→ **What is expected**
Repeat every line of the material, character for character.

* * *

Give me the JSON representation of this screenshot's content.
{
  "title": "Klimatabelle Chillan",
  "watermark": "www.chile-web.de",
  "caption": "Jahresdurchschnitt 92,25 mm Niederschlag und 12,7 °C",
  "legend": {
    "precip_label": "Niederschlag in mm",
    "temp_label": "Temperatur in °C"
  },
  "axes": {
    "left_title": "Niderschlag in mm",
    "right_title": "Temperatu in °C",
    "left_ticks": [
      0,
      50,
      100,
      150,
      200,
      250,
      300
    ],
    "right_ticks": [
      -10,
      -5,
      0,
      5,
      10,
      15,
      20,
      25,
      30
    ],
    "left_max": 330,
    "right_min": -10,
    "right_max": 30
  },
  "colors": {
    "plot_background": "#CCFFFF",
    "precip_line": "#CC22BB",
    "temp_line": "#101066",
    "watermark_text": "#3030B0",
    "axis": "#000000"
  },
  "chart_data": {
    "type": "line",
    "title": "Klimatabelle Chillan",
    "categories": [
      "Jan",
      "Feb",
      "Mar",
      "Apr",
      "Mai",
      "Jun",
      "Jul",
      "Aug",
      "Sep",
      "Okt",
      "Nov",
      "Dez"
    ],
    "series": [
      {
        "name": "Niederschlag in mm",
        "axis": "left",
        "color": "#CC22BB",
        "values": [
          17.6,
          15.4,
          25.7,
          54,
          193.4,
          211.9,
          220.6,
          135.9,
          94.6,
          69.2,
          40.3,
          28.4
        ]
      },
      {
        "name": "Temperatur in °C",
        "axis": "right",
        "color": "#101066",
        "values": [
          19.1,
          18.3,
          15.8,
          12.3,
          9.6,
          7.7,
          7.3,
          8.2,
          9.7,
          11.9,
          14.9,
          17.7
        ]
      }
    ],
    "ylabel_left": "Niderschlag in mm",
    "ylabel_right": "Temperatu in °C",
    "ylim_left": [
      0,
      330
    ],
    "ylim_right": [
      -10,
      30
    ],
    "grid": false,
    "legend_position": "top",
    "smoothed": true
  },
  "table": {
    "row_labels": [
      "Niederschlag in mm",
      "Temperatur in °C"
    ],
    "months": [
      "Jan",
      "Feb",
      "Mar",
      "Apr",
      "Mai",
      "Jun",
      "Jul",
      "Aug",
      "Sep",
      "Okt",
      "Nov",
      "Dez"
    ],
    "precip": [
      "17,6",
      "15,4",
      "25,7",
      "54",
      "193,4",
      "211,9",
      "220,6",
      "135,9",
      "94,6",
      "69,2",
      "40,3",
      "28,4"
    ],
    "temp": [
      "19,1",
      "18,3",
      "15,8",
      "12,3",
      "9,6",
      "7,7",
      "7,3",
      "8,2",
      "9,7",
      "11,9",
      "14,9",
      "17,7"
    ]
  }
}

* * *

→ **Solution**
Give me the JSON representation of this screenshot's content.
{
  "title": "Klimatabelle Chillan",
  "watermark": "www.chile-web.de",
  "caption": "Jahresdurchschnitt 92,25 mm Niederschlag und 12,7 °C",
  "legend": {
    "precip_label": "Niederschlag in mm",
    "temp_label": "Temperatur in °C"
  },
  "axes": {
    "left_title": "Niderschlag in mm",
    "right_title": "Temperatu in °C",
    "left_ticks": [
      0,
      50,
      100,
      150,
      200,
      250,
      300
    ],
    "right_ticks": [
      -10,
      -5,
      0,
      5,
      10,
      15,
      20,
      25,
      30
    ],
    "left_max": 330,
    "right_min": -10,
    "right_max": 30
  },
  "colors": {
    "plot_background": "#CCFFFF",
    "precip_line": "#CC22BB",
    "temp_line": "#101066",
    "watermark_text": "#3030B0",
    "axis": "#000000"
  },
  "chart_data": {
    "type": "line",
    "title": "Klimatabelle Chillan",
    "categories": [
      "Jan",
      "Feb",
      "Mar",
      "Apr",
      "Mai",
      "Jun",
      "Jul",
      "Aug",
      "Sep",
      "Okt",
      "Nov",
      "Dez"
    ],
    "series": [
      {
        "name": "Niederschlag in mm",
        "axis": "left",
        "color": "#CC22BB",
        "values": [
          17.6,
          15.4,
          25.7,
          54,
          193.4,
          211.9,
          220.6,
          135.9,
          94.6,
          69.2,
          40.3,
          28.4
        ]
      },
      {
        "name": "Temperatur in °C",
        "axis": "right",
        "color": "#101066",
        "values": [
          19.1,
          18.3,
          15.8,
          12.3,
          9.6,
          7.7,
          7.3,
          8.2,
          9.7,
          11.9,
          14.9,
          17.7
        ]
      }
    ],
    "ylabel_left": "Niderschlag in mm",
    "ylabel_right": "Temperatu in °C",
    "ylim_left": [
      0,
      330
    ],
    "ylim_right": [
      -10,
      30
    ],
    "grid": false,
    "legend_position": "top",
    "smoothed": true
  },
  "table": {
    "row_labels": [
      "Niederschlag in mm",
      "Temperatur in °C"
    ],
    "months": [
      "Jan",
      "Feb",
      "Mar",
      "Apr",
      "Mai",
      "Jun",
      "Jul",
      "Aug",
      "Sep",
      "Okt",
      "Nov",
      "Dez"
    ],
    "precip": [
      "17,6",
      "15,4",
      "25,7",
      "54",
      "193,4",
      "211,9",
      "220,6",
      "135,9",
      "94,6",
      "69,2",
      "40,3",
      "28,4"
    ],
    "temp": [
      "19,1",
      "18,3",
      "15,8",
      "12,3",
      "9,6",
      "7,7",
      "7,3",
      "8,2",
      "9,7",
      "11,9",
      "14,9",
      "17,7"
    ]
  }
}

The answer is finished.